**THE PROBLEM:**
Answer these questions from the passage on the Perfect 10 lawsuit.
1. What kind of website is Perfect 10?
2. What does the passage compare the thumbnails from Google Image Search to?
3. On what date is the hearing in the case set?

**PASSAGE PROVIDED:**
===============

In its lawsuit, adult entertainment website Perfect 10 claims that Google violates its copyrights by making and delivering thumbnail images of its photos as Internet search results. In its friend-of-the-court brief, EFF shows that these copies are a well-established fair use of digital images and they help people find and use the works for informational and educational endeavors.
"Google Image Search helps millions of people locate and learn about information on the web every day," said Jason Schultz, EFF staff attorney. "We're concerned that the public will lose out if Perfect 10 succeeds in shutting it down."
Perfect 10 argues that a preliminary injunction is justified because Google is violating its right to reproduce, distribute, and display its copyrighted work. But there is a long tradition in fair use that certain kinds of copies are socially useful, even without permission of the author. Courts have held that copies are a legal intermediate step to making non-infringing uses of the copyrighted work—for example in teaching, education, and news reporting.
Thumbnails created by Google Image Search allow users to identify information they are looking for online and then access that information—much like an electronic card catalog. As certain information about images can only be conveyed visually, there is no other feasible way to provide image search on the Internet than capturing images, transforming them into thumbnails, and then displaying them on a search results page for users.
While the images provided by Perfect 10 may have limited academic application, the ramifications of its lawsuit could have a huge impact on educational research.
"Without the right to make legal copies, Google Image Search wouldn't be able to help you find a picture of Martin Luther King, Jr. at the Lincoln Memorial, for example," said Schultz.
A hearing in this case is set for November 7, 2005.

===============

**PROVIDED MATERIAL:**
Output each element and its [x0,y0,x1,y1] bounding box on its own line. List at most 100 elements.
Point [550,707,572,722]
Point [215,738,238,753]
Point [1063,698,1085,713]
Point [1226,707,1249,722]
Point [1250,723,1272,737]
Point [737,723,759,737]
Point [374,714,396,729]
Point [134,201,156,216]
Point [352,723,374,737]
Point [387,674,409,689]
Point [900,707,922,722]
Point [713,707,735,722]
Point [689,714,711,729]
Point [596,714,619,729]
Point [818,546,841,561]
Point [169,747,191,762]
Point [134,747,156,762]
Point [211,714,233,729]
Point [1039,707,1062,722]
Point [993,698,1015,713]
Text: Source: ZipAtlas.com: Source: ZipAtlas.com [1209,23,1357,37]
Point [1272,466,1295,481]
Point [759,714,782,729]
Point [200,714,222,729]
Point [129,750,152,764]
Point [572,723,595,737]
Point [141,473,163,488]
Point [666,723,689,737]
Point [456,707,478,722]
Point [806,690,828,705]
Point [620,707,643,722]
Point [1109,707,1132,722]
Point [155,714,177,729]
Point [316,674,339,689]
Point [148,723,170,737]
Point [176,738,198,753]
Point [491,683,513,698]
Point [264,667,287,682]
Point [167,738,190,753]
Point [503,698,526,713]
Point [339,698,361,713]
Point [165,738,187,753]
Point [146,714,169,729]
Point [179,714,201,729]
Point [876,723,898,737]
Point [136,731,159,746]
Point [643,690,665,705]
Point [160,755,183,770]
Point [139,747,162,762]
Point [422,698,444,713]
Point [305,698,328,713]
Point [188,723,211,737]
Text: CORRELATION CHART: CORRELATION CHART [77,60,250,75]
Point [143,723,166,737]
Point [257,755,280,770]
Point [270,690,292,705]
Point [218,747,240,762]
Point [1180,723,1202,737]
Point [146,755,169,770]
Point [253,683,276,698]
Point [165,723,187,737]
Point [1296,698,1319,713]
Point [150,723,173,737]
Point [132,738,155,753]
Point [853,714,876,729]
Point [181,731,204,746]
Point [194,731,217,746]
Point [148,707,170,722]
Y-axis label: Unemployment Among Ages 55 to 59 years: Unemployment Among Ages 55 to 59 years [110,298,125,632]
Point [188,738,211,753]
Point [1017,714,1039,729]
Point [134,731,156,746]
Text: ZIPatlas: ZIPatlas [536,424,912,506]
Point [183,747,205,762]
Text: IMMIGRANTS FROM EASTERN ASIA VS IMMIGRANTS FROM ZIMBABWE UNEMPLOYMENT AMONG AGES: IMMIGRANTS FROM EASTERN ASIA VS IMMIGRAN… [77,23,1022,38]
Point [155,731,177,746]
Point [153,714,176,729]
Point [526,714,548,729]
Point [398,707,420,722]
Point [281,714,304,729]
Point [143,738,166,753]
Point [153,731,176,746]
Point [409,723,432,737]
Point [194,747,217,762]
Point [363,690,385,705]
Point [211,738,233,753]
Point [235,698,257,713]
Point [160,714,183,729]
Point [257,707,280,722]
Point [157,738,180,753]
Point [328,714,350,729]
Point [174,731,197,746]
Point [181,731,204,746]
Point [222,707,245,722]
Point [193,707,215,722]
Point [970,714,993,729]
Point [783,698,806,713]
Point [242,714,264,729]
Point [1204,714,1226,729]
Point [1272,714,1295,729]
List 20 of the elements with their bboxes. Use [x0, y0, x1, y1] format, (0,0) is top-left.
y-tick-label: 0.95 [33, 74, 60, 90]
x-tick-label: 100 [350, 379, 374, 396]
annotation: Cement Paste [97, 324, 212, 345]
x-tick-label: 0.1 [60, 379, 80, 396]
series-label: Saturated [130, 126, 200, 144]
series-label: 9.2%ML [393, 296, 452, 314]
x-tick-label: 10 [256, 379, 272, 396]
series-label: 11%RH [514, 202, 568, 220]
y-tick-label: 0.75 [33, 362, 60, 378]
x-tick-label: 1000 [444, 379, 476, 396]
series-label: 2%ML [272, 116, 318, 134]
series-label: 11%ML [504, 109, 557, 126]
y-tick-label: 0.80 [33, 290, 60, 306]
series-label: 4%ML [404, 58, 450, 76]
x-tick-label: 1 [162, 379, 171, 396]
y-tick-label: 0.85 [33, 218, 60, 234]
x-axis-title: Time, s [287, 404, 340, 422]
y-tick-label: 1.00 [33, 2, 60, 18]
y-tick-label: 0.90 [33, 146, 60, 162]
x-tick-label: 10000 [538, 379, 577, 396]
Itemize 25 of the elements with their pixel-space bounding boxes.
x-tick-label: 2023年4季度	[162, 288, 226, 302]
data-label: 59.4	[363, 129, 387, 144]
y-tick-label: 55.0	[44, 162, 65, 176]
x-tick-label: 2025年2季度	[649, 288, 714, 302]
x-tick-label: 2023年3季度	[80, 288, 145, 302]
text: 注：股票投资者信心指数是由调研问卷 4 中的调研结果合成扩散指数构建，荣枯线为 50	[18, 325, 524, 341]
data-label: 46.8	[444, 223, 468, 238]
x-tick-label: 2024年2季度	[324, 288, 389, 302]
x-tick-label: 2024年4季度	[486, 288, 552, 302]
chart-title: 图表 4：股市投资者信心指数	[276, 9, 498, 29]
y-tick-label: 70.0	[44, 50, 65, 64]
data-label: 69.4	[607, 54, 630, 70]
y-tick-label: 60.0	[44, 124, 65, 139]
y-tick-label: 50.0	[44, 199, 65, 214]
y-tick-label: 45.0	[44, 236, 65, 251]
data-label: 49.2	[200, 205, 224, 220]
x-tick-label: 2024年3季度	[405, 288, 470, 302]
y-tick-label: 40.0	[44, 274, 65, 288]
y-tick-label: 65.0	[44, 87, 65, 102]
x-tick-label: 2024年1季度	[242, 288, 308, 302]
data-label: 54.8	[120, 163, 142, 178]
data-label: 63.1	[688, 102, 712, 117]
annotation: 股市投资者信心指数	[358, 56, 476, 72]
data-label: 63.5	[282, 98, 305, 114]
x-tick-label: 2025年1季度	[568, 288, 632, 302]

===============

**EXERCISE OUTPUT:**
1. An adult entertainment website.
2. An electronic card catalog.
3. November 7, 2005.